# DIRECTION
Only the pictures are left out: repeat the rest of the entries exactly.

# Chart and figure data
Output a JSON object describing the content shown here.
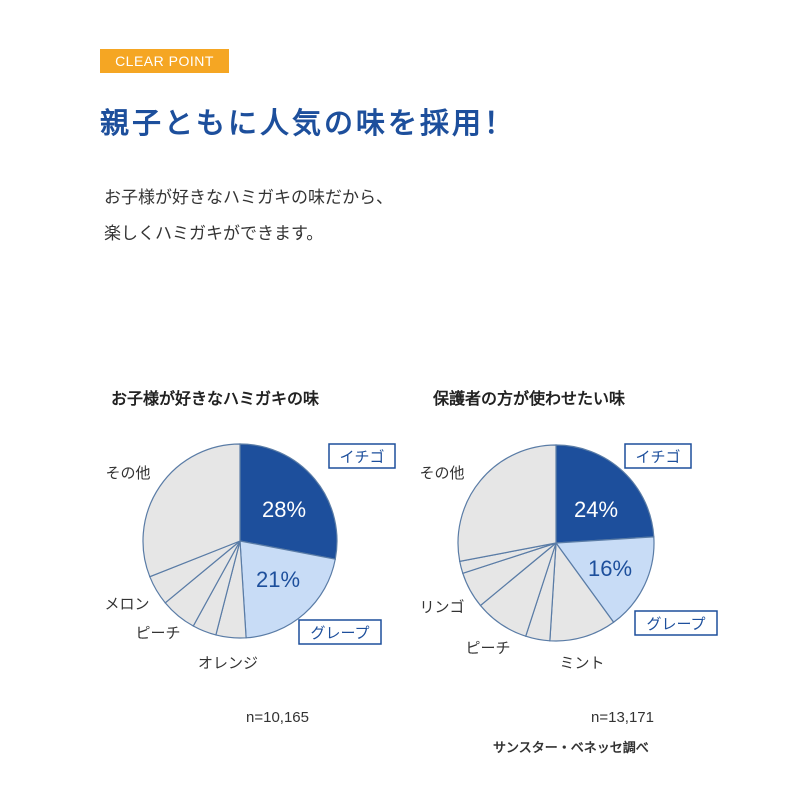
{
  "badge": "CLEAR POINT",
  "headline": "親子ともに人気の味を採用！",
  "lead": {
    "line1": "お子様が好きなハミガキの味だから、",
    "line2": "楽しくハミガキができます。"
  },
  "colors": {
    "accent_orange": "#f5a623",
    "brand_blue": "#1d4f9c",
    "light_blue": "#c8dcf6",
    "gray_slice": "#e6e6e6",
    "outline": "#5a7ca6"
  },
  "chart_data": [
    {
      "type": "pie",
      "title": "お子様が好きなハミガキの味",
      "n_label": "n=10,165",
      "slices": [
        {
          "label": "イチゴ",
          "value": 28,
          "value_label": "28%",
          "style": "dark",
          "boxed": true
        },
        {
          "label": "グレープ",
          "value": 21,
          "value_label": "21%",
          "style": "light",
          "boxed": true
        },
        {
          "label": "オレンジ",
          "value": 5,
          "value_label": "",
          "style": "gray",
          "boxed": false
        },
        {
          "label": "",
          "value": 4,
          "value_label": "",
          "style": "gray",
          "boxed": false
        },
        {
          "label": "ピーチ",
          "value": 6,
          "value_label": "",
          "style": "gray",
          "boxed": false
        },
        {
          "label": "メロン",
          "value": 5,
          "value_label": "",
          "style": "gray",
          "boxed": false
        },
        {
          "label": "その他",
          "value": 31,
          "value_label": "",
          "style": "gray",
          "boxed": false
        }
      ]
    },
    {
      "type": "pie",
      "title": "保護者の方が使わせたい味",
      "n_label": "n=13,171",
      "source": "サンスター・ベネッセ調べ",
      "slices": [
        {
          "label": "イチゴ",
          "value": 24,
          "value_label": "24%",
          "style": "dark",
          "boxed": true
        },
        {
          "label": "グレープ",
          "value": 16,
          "value_label": "16%",
          "style": "light",
          "boxed": true
        },
        {
          "label": "ミント",
          "value": 11,
          "value_label": "",
          "style": "gray",
          "boxed": false
        },
        {
          "label": "",
          "value": 4,
          "value_label": "",
          "style": "gray",
          "boxed": false
        },
        {
          "label": "ピーチ",
          "value": 9,
          "value_label": "",
          "style": "gray",
          "boxed": false
        },
        {
          "label": "リンゴ",
          "value": 6,
          "value_label": "",
          "style": "gray",
          "boxed": false
        },
        {
          "label": "",
          "value": 2,
          "value_label": "",
          "style": "gray",
          "boxed": false
        },
        {
          "label": "その他",
          "value": 28,
          "value_label": "",
          "style": "gray",
          "boxed": false
        }
      ]
    }
  ]
}
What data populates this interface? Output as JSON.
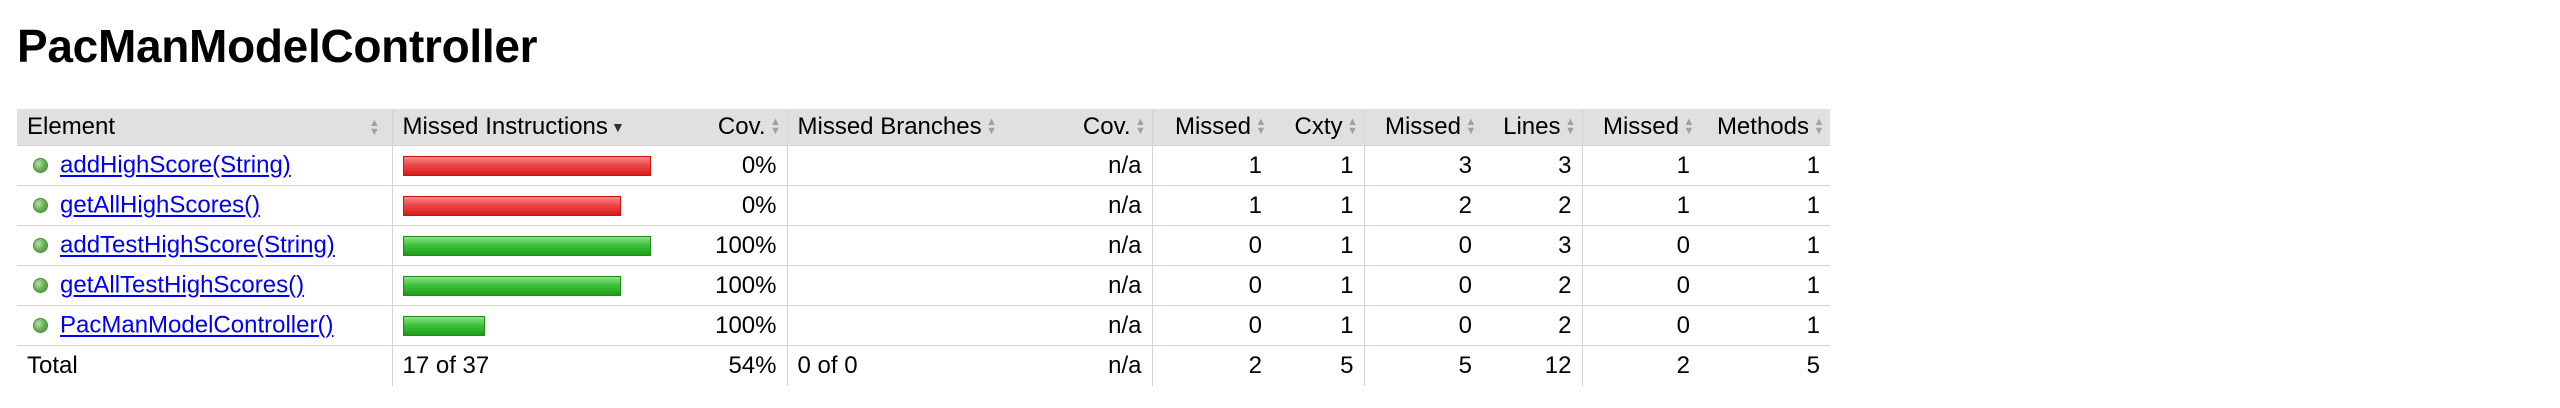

# OUTPUT
Output a JSON object describing the content shown here.
{
  "badge": "CLEAR POINT",
  "headline": "親子ともに人気の味を採用！",
  "lead": {
    "line1": "お子様が好きなハミガキの味だから、",
    "line2": "楽しくハミガキができます。"
  },
  "colors": {
    "accent_orange": "#f5a623",
    "brand_blue": "#1d4f9c",
    "light_blue": "#c8dcf6",
    "gray_slice": "#e6e6e6",
    "outline": "#5a7ca6"
  },
  "chart_data": [
    {
      "type": "pie",
      "title": "お子様が好きなハミガキの味",
      "n_label": "n=10,165",
      "slices": [
        {
          "label": "イチゴ",
          "value": 28,
          "value_label": "28%",
          "style": "dark",
          "boxed": true
        },
        {
          "label": "グレープ",
          "value": 21,
          "value_label": "21%",
          "style": "light",
          "boxed": true
        },
        {
          "label": "オレンジ",
          "value": 5,
          "value_label": "",
          "style": "gray",
          "boxed": false
        },
        {
          "label": "",
          "value": 4,
          "value_label": "",
          "style": "gray",
          "boxed": false
        },
        {
          "label": "ピーチ",
          "value": 6,
          "value_label": "",
          "style": "gray",
          "boxed": false
        },
        {
          "label": "メロン",
          "value": 5,
          "value_label": "",
          "style": "gray",
          "boxed": false
        },
        {
          "label": "その他",
          "value": 31,
          "value_label": "",
          "style": "gray",
          "boxed": false
        }
      ]
    },
    {
      "type": "pie",
      "title": "保護者の方が使わせたい味",
      "n_label": "n=13,171",
      "source": "サンスター・ベネッセ調べ",
      "slices": [
        {
          "label": "イチゴ",
          "value": 24,
          "value_label": "24%",
          "style": "dark",
          "boxed": true
        },
        {
          "label": "グレープ",
          "value": 16,
          "value_label": "16%",
          "style": "light",
          "boxed": true
        },
        {
          "label": "ミント",
          "value": 11,
          "value_label": "",
          "style": "gray",
          "boxed": false
        },
        {
          "label": "",
          "value": 4,
          "value_label": "",
          "style": "gray",
          "boxed": false
        },
        {
          "label": "ピーチ",
          "value": 9,
          "value_label": "",
          "style": "gray",
          "boxed": false
        },
        {
          "label": "リンゴ",
          "value": 6,
          "value_label": "",
          "style": "gray",
          "boxed": false
        },
        {
          "label": "",
          "value": 2,
          "value_label": "",
          "style": "gray",
          "boxed": false
        },
        {
          "label": "その他",
          "value": 28,
          "value_label": "",
          "style": "gray",
          "boxed": false
        }
      ]
    }
  ]
}
What data populates this interface? Output as JSON.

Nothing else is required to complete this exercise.